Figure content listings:
______
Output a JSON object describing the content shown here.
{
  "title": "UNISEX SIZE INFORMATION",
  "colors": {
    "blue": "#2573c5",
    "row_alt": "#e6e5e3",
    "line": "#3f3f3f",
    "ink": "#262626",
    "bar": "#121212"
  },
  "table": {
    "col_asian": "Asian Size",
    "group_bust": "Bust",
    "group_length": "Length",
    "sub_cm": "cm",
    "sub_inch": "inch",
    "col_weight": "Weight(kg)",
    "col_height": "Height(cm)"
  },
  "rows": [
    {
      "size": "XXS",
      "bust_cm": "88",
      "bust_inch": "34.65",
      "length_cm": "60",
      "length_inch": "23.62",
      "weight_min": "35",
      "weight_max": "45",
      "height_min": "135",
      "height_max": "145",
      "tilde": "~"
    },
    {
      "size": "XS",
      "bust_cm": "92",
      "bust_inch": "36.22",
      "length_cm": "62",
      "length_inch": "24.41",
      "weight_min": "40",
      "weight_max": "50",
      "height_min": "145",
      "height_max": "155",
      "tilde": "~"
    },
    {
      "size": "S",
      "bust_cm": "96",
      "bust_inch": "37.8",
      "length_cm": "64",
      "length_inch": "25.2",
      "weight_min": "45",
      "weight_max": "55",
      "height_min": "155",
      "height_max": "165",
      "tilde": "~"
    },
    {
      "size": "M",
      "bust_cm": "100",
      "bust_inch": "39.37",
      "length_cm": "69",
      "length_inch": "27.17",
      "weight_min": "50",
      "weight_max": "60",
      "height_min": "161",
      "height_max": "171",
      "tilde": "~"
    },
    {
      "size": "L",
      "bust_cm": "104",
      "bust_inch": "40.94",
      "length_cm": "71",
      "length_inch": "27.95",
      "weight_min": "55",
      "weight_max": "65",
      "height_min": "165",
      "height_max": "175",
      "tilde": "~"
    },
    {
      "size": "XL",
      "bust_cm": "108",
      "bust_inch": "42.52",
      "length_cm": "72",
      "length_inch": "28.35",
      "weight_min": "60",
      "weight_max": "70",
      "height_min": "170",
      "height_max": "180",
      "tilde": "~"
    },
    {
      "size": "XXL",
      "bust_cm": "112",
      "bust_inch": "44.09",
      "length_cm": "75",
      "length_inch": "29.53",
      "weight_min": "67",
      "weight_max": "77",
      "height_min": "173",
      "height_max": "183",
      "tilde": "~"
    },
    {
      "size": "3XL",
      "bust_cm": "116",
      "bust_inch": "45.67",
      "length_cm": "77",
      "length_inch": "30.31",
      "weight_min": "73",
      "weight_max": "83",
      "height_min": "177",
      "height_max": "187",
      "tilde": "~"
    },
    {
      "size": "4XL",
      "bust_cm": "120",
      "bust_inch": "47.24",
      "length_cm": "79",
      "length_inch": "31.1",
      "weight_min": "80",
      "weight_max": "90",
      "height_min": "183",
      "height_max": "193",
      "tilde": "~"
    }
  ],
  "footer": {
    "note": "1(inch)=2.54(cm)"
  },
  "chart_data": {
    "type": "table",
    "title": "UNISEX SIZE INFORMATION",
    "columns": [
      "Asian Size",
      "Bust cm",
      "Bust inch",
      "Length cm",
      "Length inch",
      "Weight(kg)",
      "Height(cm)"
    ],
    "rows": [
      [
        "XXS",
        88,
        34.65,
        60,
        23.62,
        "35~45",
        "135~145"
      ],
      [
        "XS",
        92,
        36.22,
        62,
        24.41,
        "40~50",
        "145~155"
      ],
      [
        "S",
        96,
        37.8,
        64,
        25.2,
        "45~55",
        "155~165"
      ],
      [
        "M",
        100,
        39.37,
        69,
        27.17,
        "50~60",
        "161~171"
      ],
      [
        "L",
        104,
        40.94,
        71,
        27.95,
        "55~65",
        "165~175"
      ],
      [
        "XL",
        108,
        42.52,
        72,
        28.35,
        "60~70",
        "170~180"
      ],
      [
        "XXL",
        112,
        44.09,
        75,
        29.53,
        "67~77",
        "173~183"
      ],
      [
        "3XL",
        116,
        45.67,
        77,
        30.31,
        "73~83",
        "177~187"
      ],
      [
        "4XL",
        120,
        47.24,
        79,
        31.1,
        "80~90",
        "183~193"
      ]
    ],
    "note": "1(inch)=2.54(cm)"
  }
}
______
### Task
Using the listing above, reproduce each line without omission.

### Correct output
Output a JSON object describing the content shown here.
{
  "title": "UNISEX SIZE INFORMATION",
  "colors": {
    "blue": "#2573c5",
    "row_alt": "#e6e5e3",
    "line": "#3f3f3f",
    "ink": "#262626",
    "bar": "#121212"
  },
  "table": {
    "col_asian": "Asian Size",
    "group_bust": "Bust",
    "group_length": "Length",
    "sub_cm": "cm",
    "sub_inch": "inch",
    "col_weight": "Weight(kg)",
    "col_height": "Height(cm)"
  },
  "rows": [
    {
      "size": "XXS",
      "bust_cm": "88",
      "bust_inch": "34.65",
      "length_cm": "60",
      "length_inch": "23.62",
      "weight_min": "35",
      "weight_max": "45",
      "height_min": "135",
      "height_max": "145",
      "tilde": "~"
    },
    {
      "size": "XS",
      "bust_cm": "92",
      "bust_inch": "36.22",
      "length_cm": "62",
      "length_inch": "24.41",
      "weight_min": "40",
      "weight_max": "50",
      "height_min": "145",
      "height_max": "155",
      "tilde": "~"
    },
    {
      "size": "S",
      "bust_cm": "96",
      "bust_inch": "37.8",
      "length_cm": "64",
      "length_inch": "25.2",
      "weight_min": "45",
      "weight_max": "55",
      "height_min": "155",
      "height_max": "165",
      "tilde": "~"
    },
    {
      "size": "M",
      "bust_cm": "100",
      "bust_inch": "39.37",
      "length_cm": "69",
      "length_inch": "27.17",
      "weight_min": "50",
      "weight_max": "60",
      "height_min": "161",
      "height_max": "171",
      "tilde": "~"
    },
    {
      "size": "L",
      "bust_cm": "104",
      "bust_inch": "40.94",
      "length_cm": "71",
      "length_inch": "27.95",
      "weight_min": "55",
      "weight_max": "65",
      "height_min": "165",
      "height_max": "175",
      "tilde": "~"
    },
    {
      "size": "XL",
      "bust_cm": "108",
      "bust_inch": "42.52",
      "length_cm": "72",
      "length_inch": "28.35",
      "weight_min": "60",
      "weight_max": "70",
      "height_min": "170",
      "height_max": "180",
      "tilde": "~"
    },
    {
      "size": "XXL",
      "bust_cm": "112",
      "bust_inch": "44.09",
      "length_cm": "75",
      "length_inch": "29.53",
      "weight_min": "67",
      "weight_max": "77",
      "height_min": "173",
      "height_max": "183",
      "tilde": "~"
    },
    {
      "size": "3XL",
      "bust_cm": "116",
      "bust_inch": "45.67",
      "length_cm": "77",
      "length_inch": "30.31",
      "weight_min": "73",
      "weight_max": "83",
      "height_min": "177",
      "height_max": "187",
      "tilde": "~"
    },
    {
      "size": "4XL",
      "bust_cm": "120",
      "bust_inch": "47.24",
      "length_cm": "79",
      "length_inch": "31.1",
      "weight_min": "80",
      "weight_max": "90",
      "height_min": "183",
      "height_max": "193",
      "tilde": "~"
    }
  ],
  "footer": {
    "note": "1(inch)=2.54(cm)"
  },
  "chart_data": {
    "type": "table",
    "title": "UNISEX SIZE INFORMATION",
    "columns": [
      "Asian Size",
      "Bust cm",
      "Bust inch",
      "Length cm",
      "Length inch",
      "Weight(kg)",
      "Height(cm)"
    ],
    "rows": [
      [
        "XXS",
        88,
        34.65,
        60,
        23.62,
        "35~45",
        "135~145"
      ],
      [
        "XS",
        92,
        36.22,
        62,
        24.41,
        "40~50",
        "145~155"
      ],
      [
        "S",
        96,
        37.8,
        64,
        25.2,
        "45~55",
        "155~165"
      ],
      [
        "M",
        100,
        39.37,
        69,
        27.17,
        "50~60",
        "161~171"
      ],
      [
        "L",
        104,
        40.94,
        71,
        27.95,
        "55~65",
        "165~175"
      ],
      [
        "XL",
        108,
        42.52,
        72,
        28.35,
        "60~70",
        "170~180"
      ],
      [
        "XXL",
        112,
        44.09,
        75,
        29.53,
        "67~77",
        "173~183"
      ],
      [
        "3XL",
        116,
        45.67,
        77,
        30.31,
        "73~83",
        "177~187"
      ],
      [
        "4XL",
        120,
        47.24,
        79,
        31.1,
        "80~90",
        "183~193"
      ]
    ],
    "note": "1(inch)=2.54(cm)"
  }
}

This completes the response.